:: TASK REQUIREMENTS ::
Select every line containing the word "than" from the material, and copy those lines.

:: Stored data entries ::
▬▬▬▬▬▬

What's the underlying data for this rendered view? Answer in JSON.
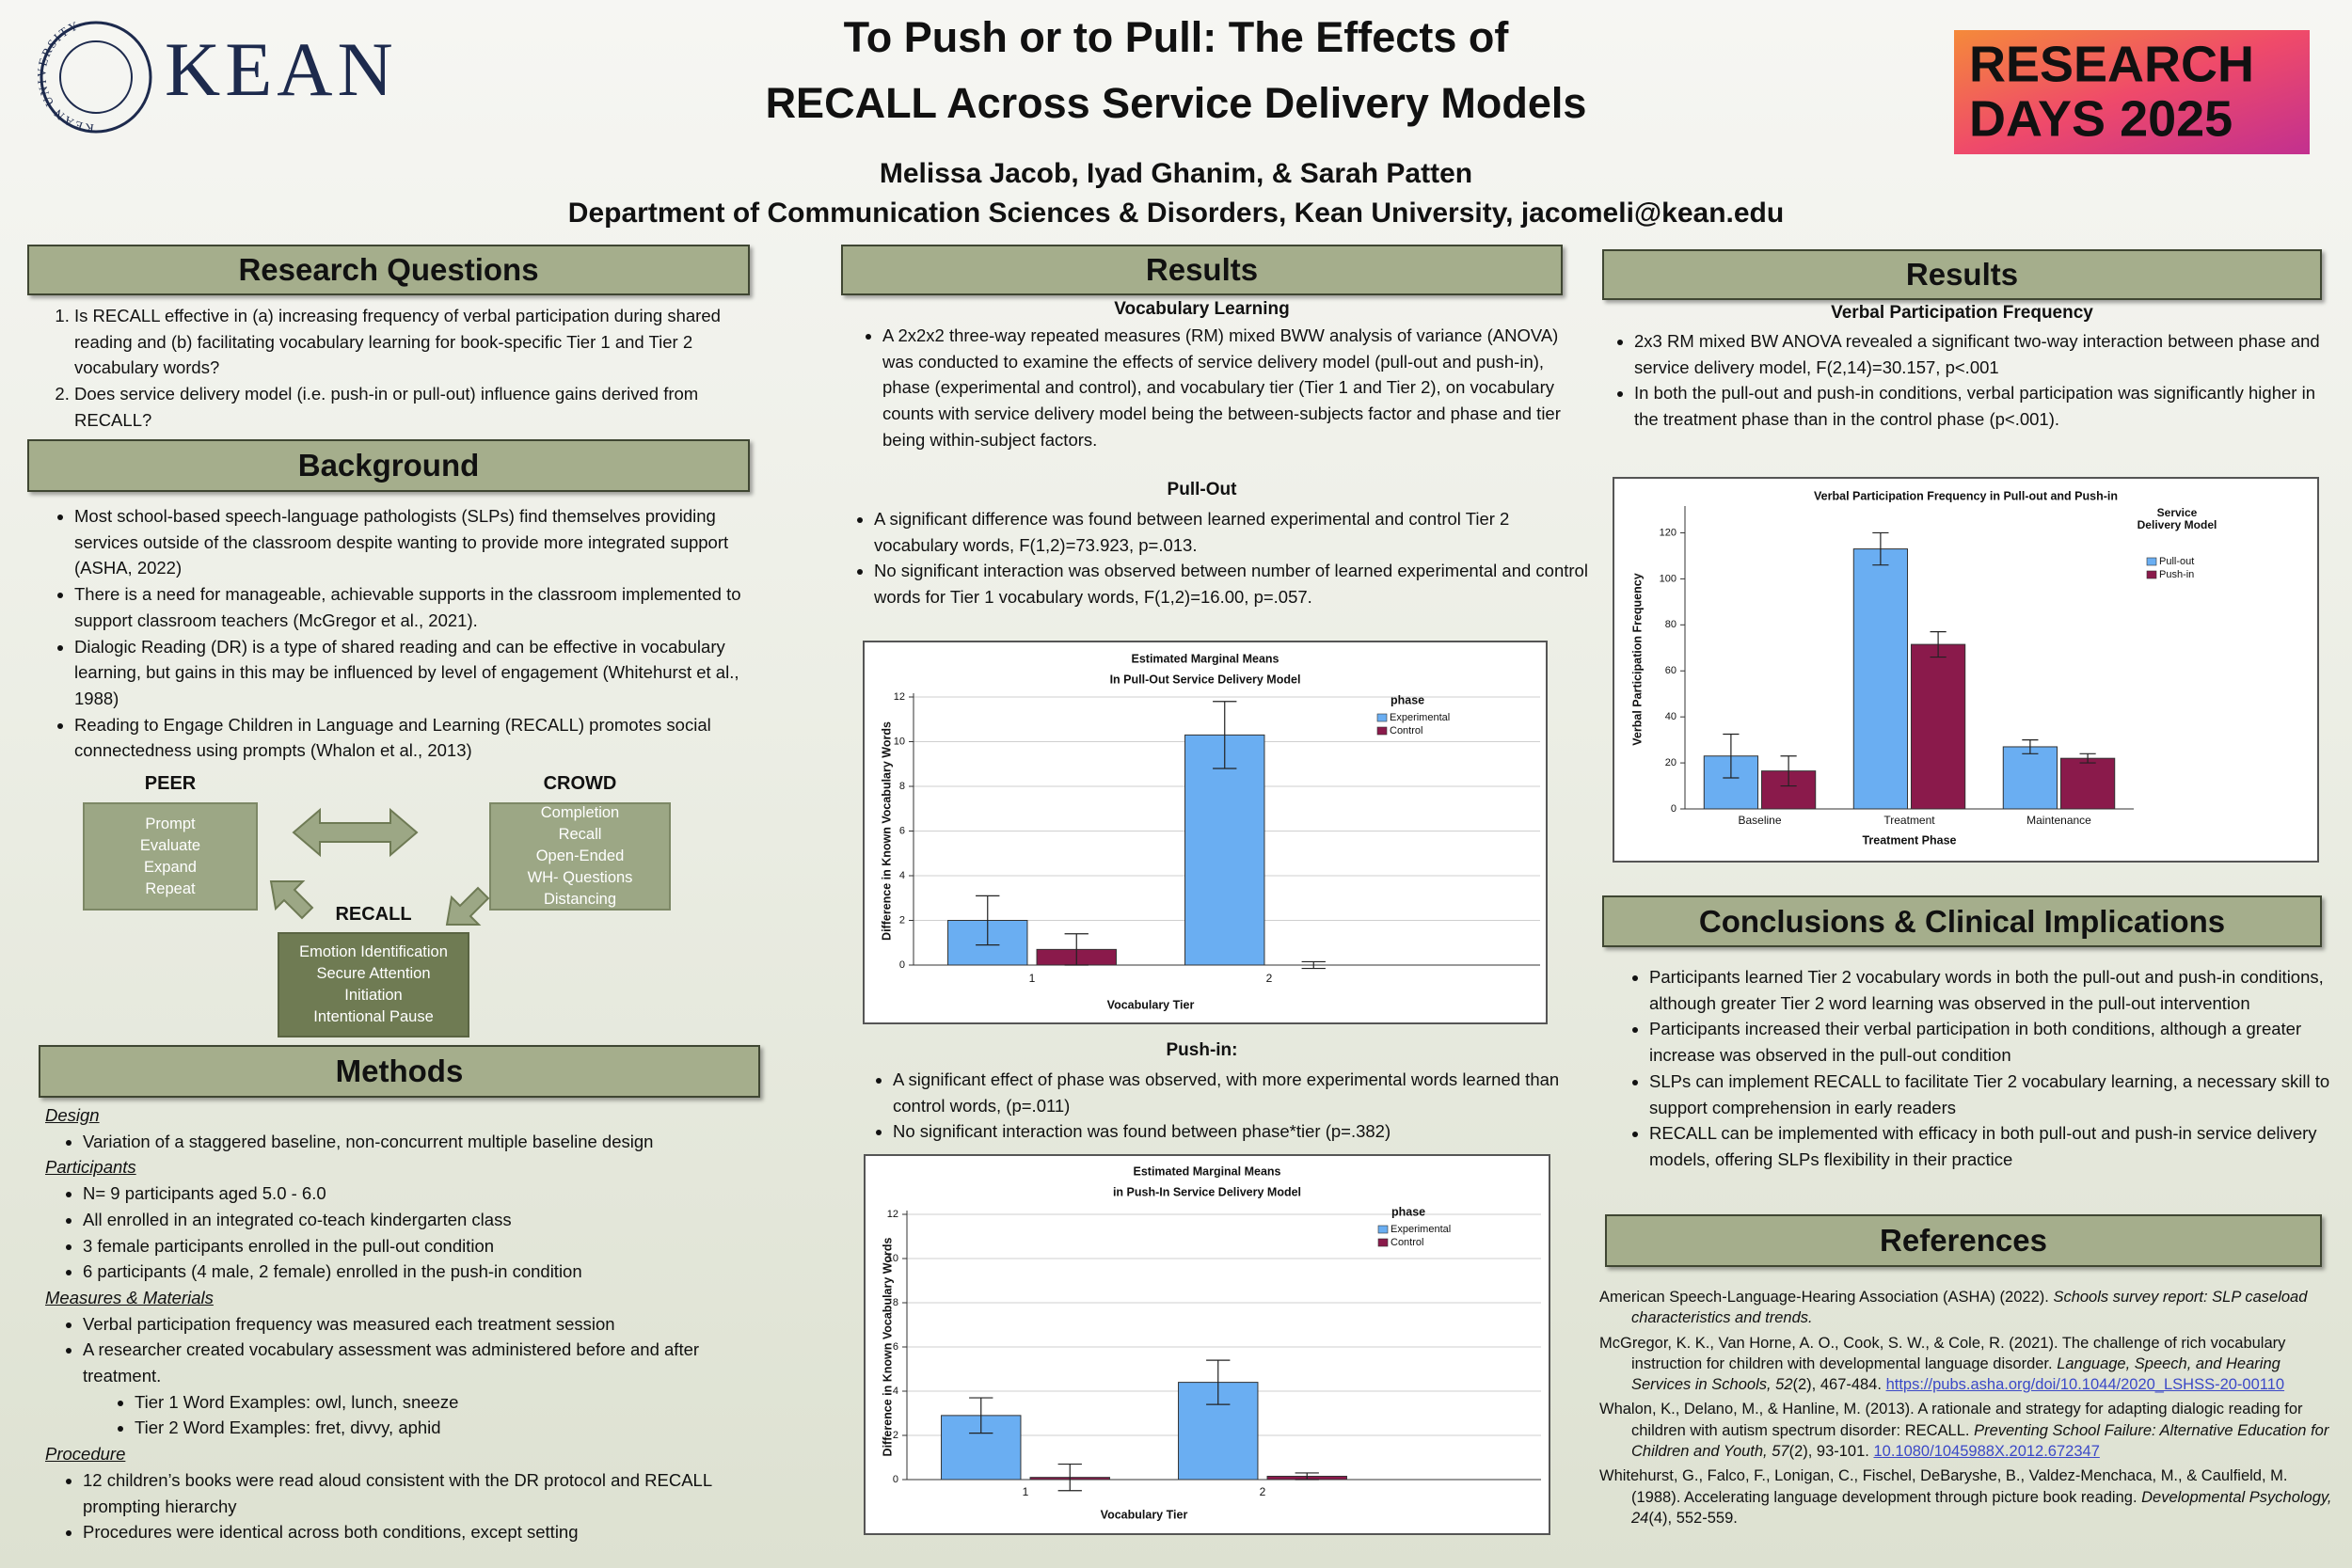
{
  "header": {
    "logo_text": "KEAN",
    "seal_text": "KEAN UNIVERSITY",
    "title_lines": [
      "To Push or to Pull: The Effects of",
      "RECALL Across Service Delivery Models"
    ],
    "authors": "Melissa Jacob, Iyad Ghanim, & Sarah Patten",
    "affiliation": "Department of Communication Sciences & Disorders, Kean University, jacomeli@kean.edu",
    "event_lines": [
      "RESEARCH",
      "DAYS 2025"
    ]
  },
  "research_questions": {
    "heading": "Research Questions",
    "items": [
      "Is RECALL effective in (a) increasing frequency of verbal participation during shared reading and (b) facilitating vocabulary learning for book-specific Tier 1 and Tier 2 vocabulary words?",
      "Does service delivery model (i.e. push-in or pull-out) influence gains derived from RECALL?"
    ]
  },
  "background": {
    "heading": "Background",
    "items": [
      "Most school-based speech-language pathologists (SLPs) find themselves providing services outside of the classroom despite wanting to provide more integrated support (ASHA, 2022)",
      "There is a need for manageable, achievable supports in the classroom implemented to support classroom teachers (McGregor et al., 2021).",
      "Dialogic Reading (DR) is a type of shared reading and can be effective in vocabulary learning, but gains in this may be influenced by level of engagement (Whitehurst et al., 1988)",
      "Reading to Engage Children in Language and Learning (RECALL) promotes social connectedness using prompts (Whalon et al., 2013)"
    ]
  },
  "diagram": {
    "peer": {
      "label": "PEER",
      "items": [
        "Prompt",
        "Evaluate",
        "Expand",
        "Repeat"
      ]
    },
    "crowd": {
      "label": "CROWD",
      "items": [
        "Completion",
        "Recall",
        "Open-Ended",
        "WH- Questions",
        "Distancing"
      ]
    },
    "recall": {
      "label": "RECALL",
      "items": [
        "Emotion Identification",
        "Secure Attention",
        "Initiation",
        "Intentional Pause"
      ]
    }
  },
  "methods": {
    "heading": "Methods",
    "design": {
      "label": "Design",
      "items": [
        "Variation of a staggered baseline, non-concurrent multiple baseline design"
      ]
    },
    "participants": {
      "label": "Participants",
      "items": [
        "N= 9 participants aged 5.0 - 6.0",
        "All enrolled in an integrated co-teach kindergarten class",
        "3 female participants enrolled in the pull-out condition",
        "6 participants (4 male, 2 female) enrolled in the push-in condition"
      ]
    },
    "measures": {
      "label": "Measures & Materials",
      "items": [
        "Verbal participation frequency was measured each treatment session",
        "A researcher created vocabulary assessment was administered before and after treatment."
      ],
      "subitems": [
        "Tier 1 Word Examples: owl, lunch, sneeze",
        "Tier 2 Word Examples: fret, divvy, aphid"
      ]
    },
    "procedure": {
      "label": "Procedure",
      "items": [
        "12 children’s books were read aloud consistent with the DR protocol and RECALL prompting hierarchy",
        "Procedures were identical across both conditions, except setting"
      ]
    }
  },
  "results_vocabulary": {
    "heading": "Results",
    "subheading": "Vocabulary Learning",
    "items": [
      "A 2x2x2 three-way repeated measures (RM) mixed BWW analysis of variance (ANOVA) was conducted to examine the effects of service delivery model (pull-out and push-in), phase (experimental and control), and vocabulary tier (Tier 1 and Tier 2), on vocabulary counts with service delivery model being the between-subjects factor and phase and tier being within-subject factors."
    ],
    "pull_out": {
      "label": "Pull-Out",
      "items": [
        "A significant difference was found between learned experimental and control Tier 2 vocabulary words,  F(1,2)=73.923, p=.013.",
        "No significant interaction was observed between number of learned experimental and control words for Tier 1 vocabulary words, F(1,2)=16.00, p=.057."
      ]
    },
    "push_in": {
      "label": "Push-in:",
      "items": [
        "A significant effect of phase was observed, with more experimental words learned than control words, (p=.011)",
        "No significant interaction was found between phase*tier (p=.382)"
      ]
    }
  },
  "results_participation": {
    "heading": "Results",
    "subheading": "Verbal Participation Frequency",
    "items": [
      "2x3 RM mixed BW ANOVA revealed a significant two-way interaction between phase and service delivery model, F(2,14)=30.157, p<.001",
      "In both the pull-out and push-in conditions, verbal participation was significantly higher in the treatment phase than in the control phase (p<.001)."
    ]
  },
  "conclusions": {
    "heading": "Conclusions & Clinical Implications",
    "items": [
      "Participants learned Tier 2 vocabulary words in both the pull-out and push-in conditions, although greater Tier 2 word learning was observed in the pull-out intervention",
      "Participants increased their verbal participation in both conditions, although a greater increase was observed in the pull-out condition",
      "SLPs can implement RECALL to facilitate Tier 2 vocabulary learning, a necessary skill to support comprehension in early readers",
      "RECALL can be implemented with efficacy in both pull-out and push-in service delivery models, offering SLPs flexibility in their practice"
    ]
  },
  "references": {
    "heading": "References",
    "items": [
      [
        "American Speech-Language-Hearing Association (ASHA) (2022). ",
        "Schools survey report: SLP caseload characteristics and trends."
      ],
      [
        "McGregor, K. K., Van Horne, A. O., Cook, S. W., & Cole, R. (2021). The challenge of rich vocabulary instruction for children with developmental language disorder. ",
        "Language, Speech, and Hearing Services in Schools, 52",
        "(2), 467-484. ",
        "https://pubs.asha.org/doi/10.1044/2020_LSHSS-20-00110"
      ],
      [
        "Whalon, K., Delano, M., & Hanline, M. (2013). A rationale and strategy for adapting dialogic reading for children with autism spectrum disorder: RECALL. ",
        "Preventing School Failure: Alternative Education for Children and Youth, 57",
        "(2), 93-101. ",
        "10.1080/1045988X.2012.672347"
      ],
      [
        "Whitehurst, G., Falco, F., Lonigan, C., Fischel, DeBaryshe, B., Valdez-Menchaca, M., &  Caulfield, M. (1988). Accelerating language development through picture book reading.  ",
        "Developmental Psychology, 24",
        "(4), 552-559."
      ]
    ]
  },
  "chart_data": [
    {
      "type": "bar",
      "title": "Estimated Marginal Means",
      "subtitle": "In Pull-Out Service Delivery Model",
      "x_label": "Vocabulary Tier",
      "y_label": "Difference in Known Vocabulary Words",
      "legend_title": "phase",
      "categories": [
        "1",
        "2"
      ],
      "series": [
        {
          "name": "Experimental",
          "color": "#6aaef2",
          "values": [
            2.0,
            10.3
          ],
          "errors": [
            1.1,
            1.5
          ]
        },
        {
          "name": "Control",
          "color": "#8a1a4b",
          "values": [
            0.7,
            0.0
          ],
          "errors": [
            0.7,
            0.15
          ]
        }
      ],
      "ylim": [
        0,
        12
      ],
      "yticks": [
        0,
        2,
        4,
        6,
        8,
        10,
        12
      ],
      "grid": true,
      "legend": "upper right"
    },
    {
      "type": "bar",
      "title": "Estimated Marginal Means",
      "subtitle": "in Push-In Service Delivery Model",
      "x_label": "Vocabulary Tier",
      "y_label": "Difference in Known Vocabulary Words",
      "legend_title": "phase",
      "categories": [
        "1",
        "2"
      ],
      "series": [
        {
          "name": "Experimental",
          "color": "#6aaef2",
          "values": [
            2.9,
            4.4
          ],
          "errors": [
            0.8,
            1.0
          ]
        },
        {
          "name": "Control",
          "color": "#8a1a4b",
          "values": [
            0.1,
            0.15
          ],
          "errors": [
            0.6,
            0.15
          ]
        }
      ],
      "ylim": [
        0,
        12
      ],
      "yticks": [
        0,
        2,
        4,
        6,
        8,
        10,
        12
      ],
      "grid": true,
      "legend": "upper right"
    },
    {
      "type": "bar",
      "title": "Verbal Participation Frequency in Pull-out and Push-in",
      "x_label": "Treatment Phase",
      "y_label": "Verbal Participation Frequency",
      "legend_title": "Service Delivery Model",
      "categories": [
        "Baseline",
        "Treatment",
        "Maintenance"
      ],
      "series": [
        {
          "name": "Pull-out",
          "color": "#6aaef2",
          "values": [
            23,
            113,
            27
          ],
          "errors": [
            9.5,
            7,
            3
          ]
        },
        {
          "name": "Push-in",
          "color": "#8a1a4b",
          "values": [
            16.5,
            71.5,
            22
          ],
          "errors": [
            6.5,
            5.5,
            2
          ]
        }
      ],
      "ylim": [
        0,
        130
      ],
      "yticks": [
        0,
        20,
        40,
        60,
        80,
        100,
        120
      ],
      "grid": false,
      "legend": "upper right"
    }
  ]
}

▬▬▬▬▬▬

:: SOLUTION TO THE PROBLEM ::
        "A significant effect of phase was observed, with more experimental words learned than control words, (p=.011)",
      "In both the pull-out and push-in conditions, verbal participation was significantly higher in the treatment phase than in the control phase (p<.001)."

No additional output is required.